THE PROBLEM:
Your task is to transcribe the records exactly, skipping every image.

**** SUPPLIED ENTRIES ****

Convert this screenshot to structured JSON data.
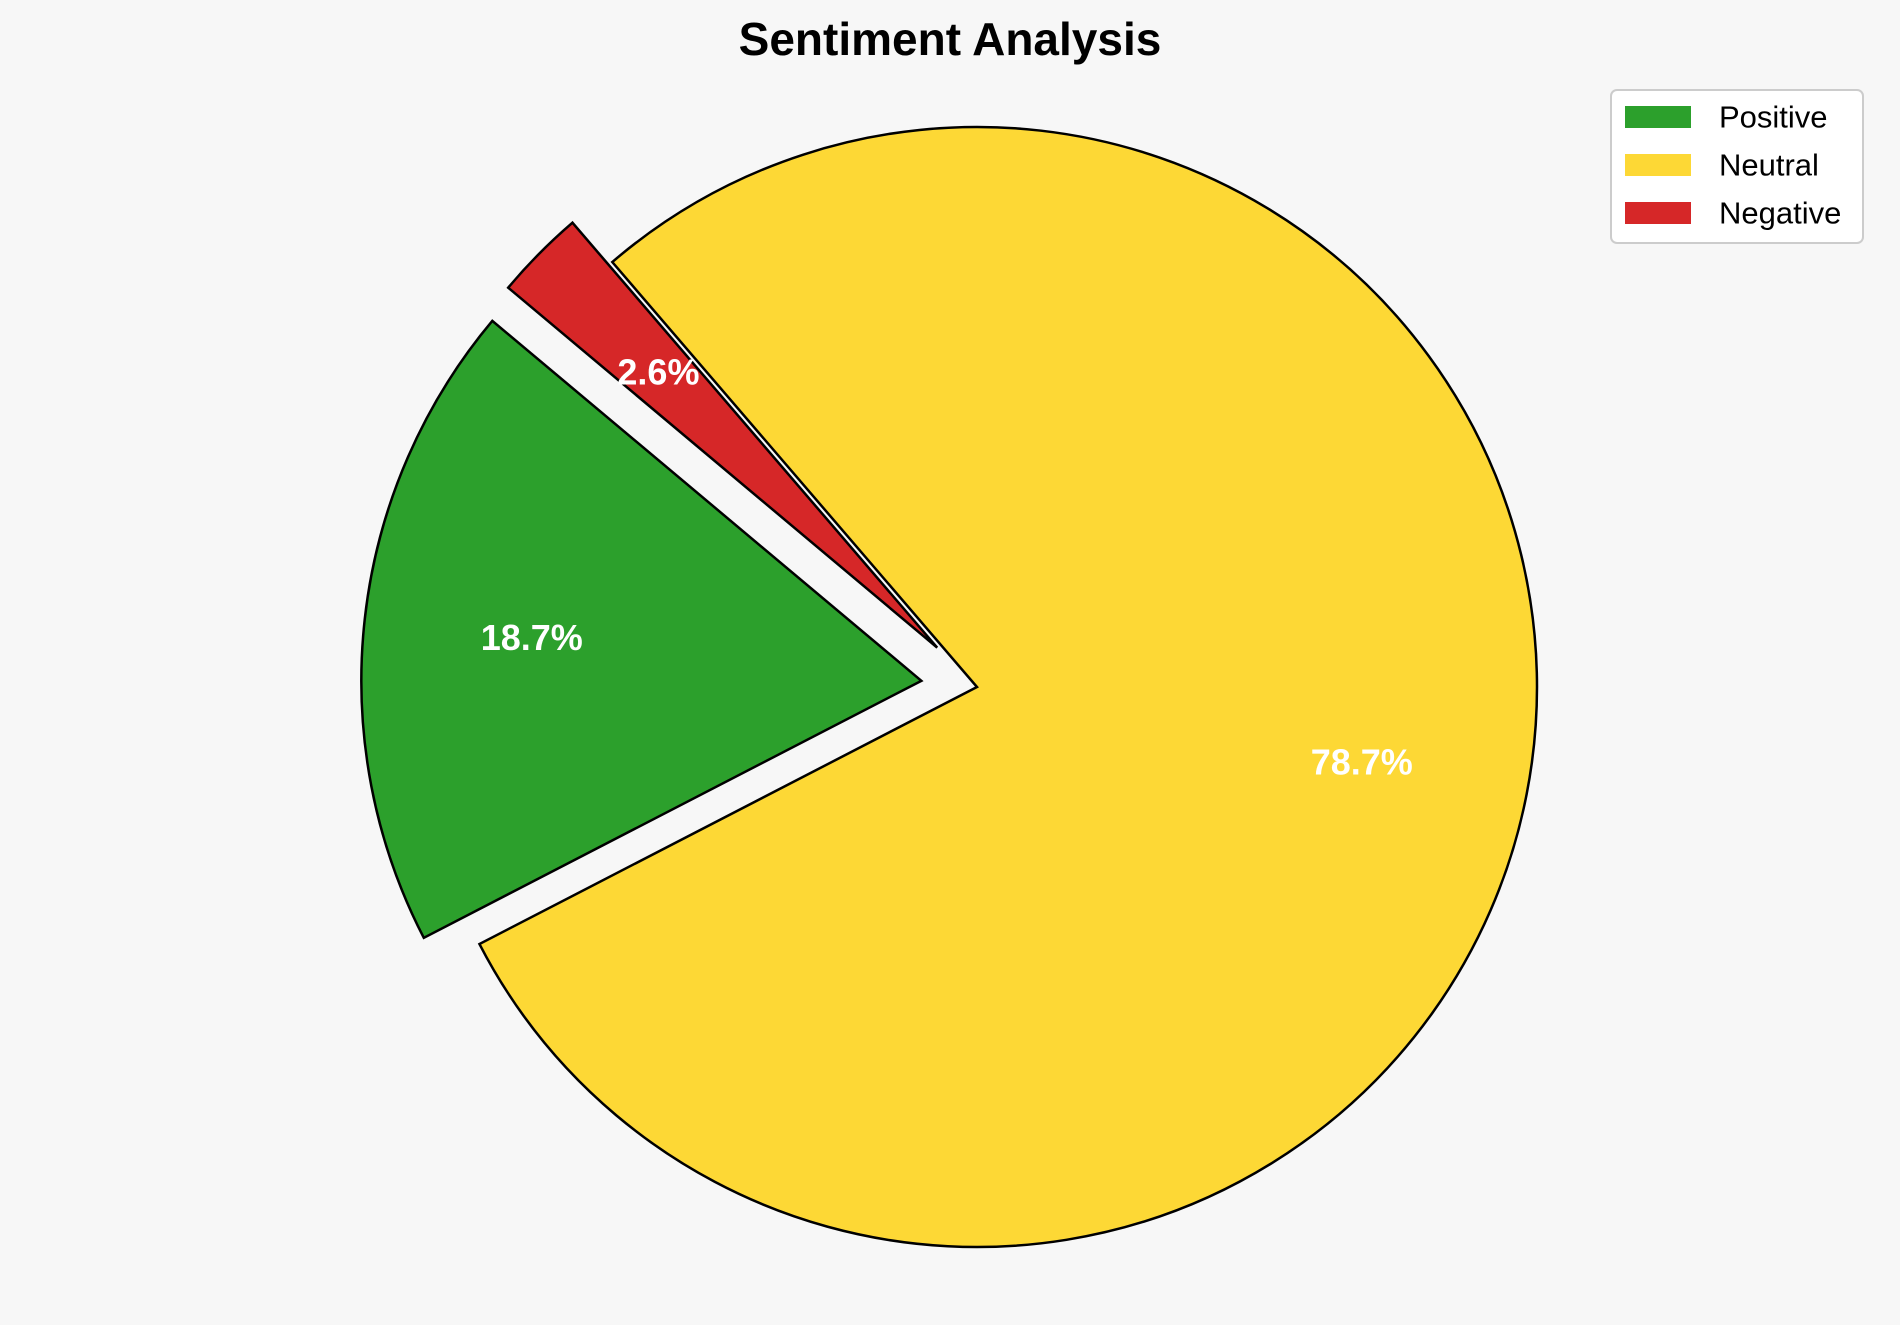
{
  "chart_data": {
    "type": "pie",
    "title": "Sentiment Analysis",
    "categories": [
      "Positive",
      "Neutral",
      "Negative"
    ],
    "values": [
      18.7,
      78.7,
      2.6
    ],
    "value_labels": [
      "18.7%",
      "78.7%",
      "2.6%"
    ],
    "colors": [
      "#2ca02c",
      "#fdd835",
      "#d62728"
    ],
    "exploded": [
      true,
      false,
      true
    ],
    "legend": {
      "position": "top-right",
      "entries": [
        "Positive",
        "Neutral",
        "Negative"
      ]
    }
  }
}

****

ANSWER TO THE EXERCISE:
Convert this screenshot to structured JSON data.
{
  "chart_data": {
    "type": "pie",
    "title": "Sentiment Analysis",
    "categories": [
      "Positive",
      "Neutral",
      "Negative"
    ],
    "values": [
      18.7,
      78.7,
      2.6
    ],
    "value_labels": [
      "18.7%",
      "78.7%",
      "2.6%"
    ],
    "colors": [
      "#2ca02c",
      "#fdd835",
      "#d62728"
    ],
    "exploded": [
      true,
      false,
      true
    ],
    "legend": {
      "position": "top-right",
      "entries": [
        "Positive",
        "Neutral",
        "Negative"
      ]
    }
  }
}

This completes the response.